** Start of Material **

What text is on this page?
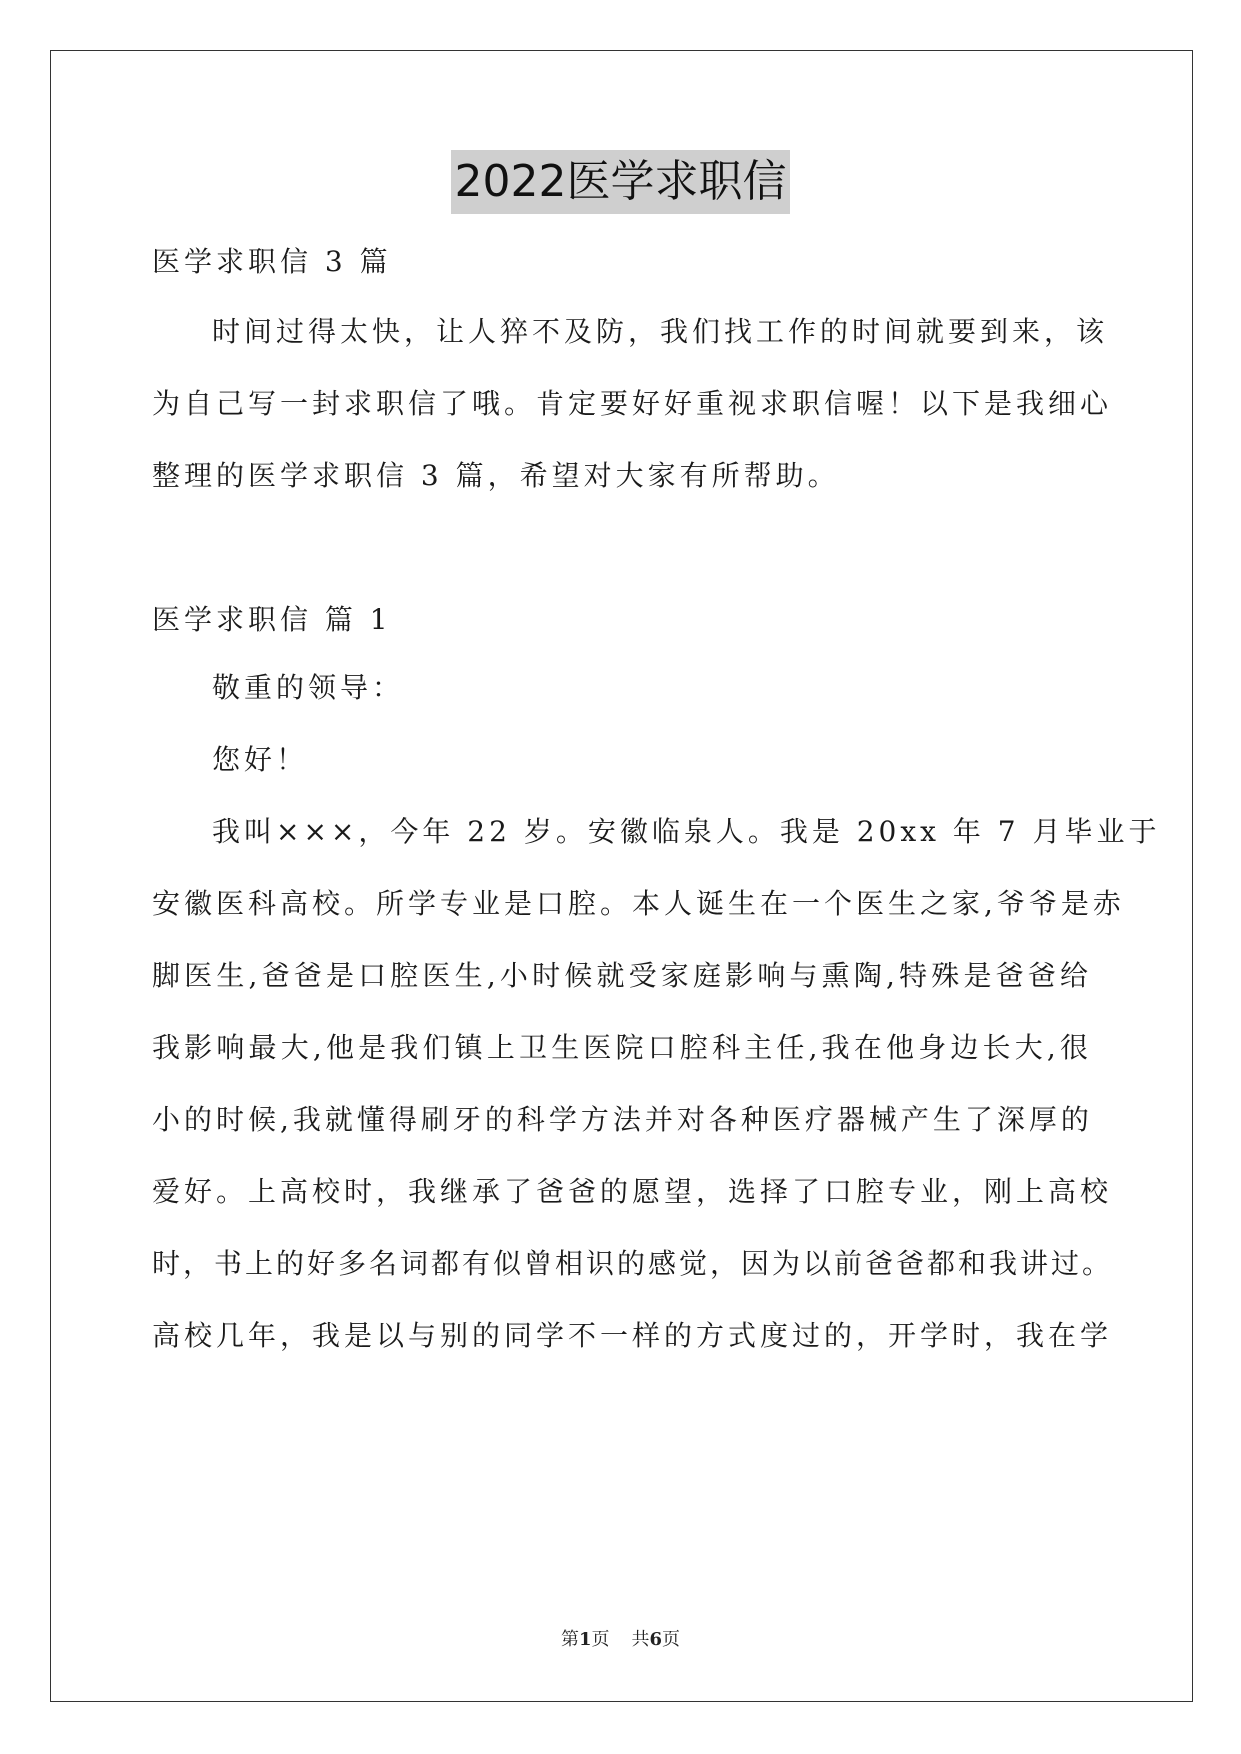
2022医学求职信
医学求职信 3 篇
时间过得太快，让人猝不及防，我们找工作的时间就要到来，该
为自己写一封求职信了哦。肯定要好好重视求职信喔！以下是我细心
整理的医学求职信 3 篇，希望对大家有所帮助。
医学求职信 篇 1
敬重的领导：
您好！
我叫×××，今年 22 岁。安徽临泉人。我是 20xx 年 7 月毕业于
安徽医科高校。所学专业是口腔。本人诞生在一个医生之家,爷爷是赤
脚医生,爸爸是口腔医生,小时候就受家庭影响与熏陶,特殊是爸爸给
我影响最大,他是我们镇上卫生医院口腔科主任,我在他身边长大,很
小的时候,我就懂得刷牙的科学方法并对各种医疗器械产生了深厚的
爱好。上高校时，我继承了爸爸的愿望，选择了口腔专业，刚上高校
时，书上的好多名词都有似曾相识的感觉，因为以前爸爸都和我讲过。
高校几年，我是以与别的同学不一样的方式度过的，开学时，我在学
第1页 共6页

** End of Material **

*To do*: Return the listing above unchanged, apart from dropping its pictures.

*Exercise result*:
What text is on this page?
2022医学求职信
医学求职信 3 篇
时间过得太快，让人猝不及防，我们找工作的时间就要到来，该
为自己写一封求职信了哦。肯定要好好重视求职信喔！以下是我细心
整理的医学求职信 3 篇，希望对大家有所帮助。
医学求职信 篇 1
敬重的领导：
您好！
我叫×××，今年 22 岁。安徽临泉人。我是 20xx 年 7 月毕业于
安徽医科高校。所学专业是口腔。本人诞生在一个医生之家,爷爷是赤
脚医生,爸爸是口腔医生,小时候就受家庭影响与熏陶,特殊是爸爸给
我影响最大,他是我们镇上卫生医院口腔科主任,我在他身边长大,很
小的时候,我就懂得刷牙的科学方法并对各种医疗器械产生了深厚的
爱好。上高校时，我继承了爸爸的愿望，选择了口腔专业，刚上高校
时，书上的好多名词都有似曾相识的感觉，因为以前爸爸都和我讲过。
高校几年，我是以与别的同学不一样的方式度过的，开学时，我在学
第1页 共6页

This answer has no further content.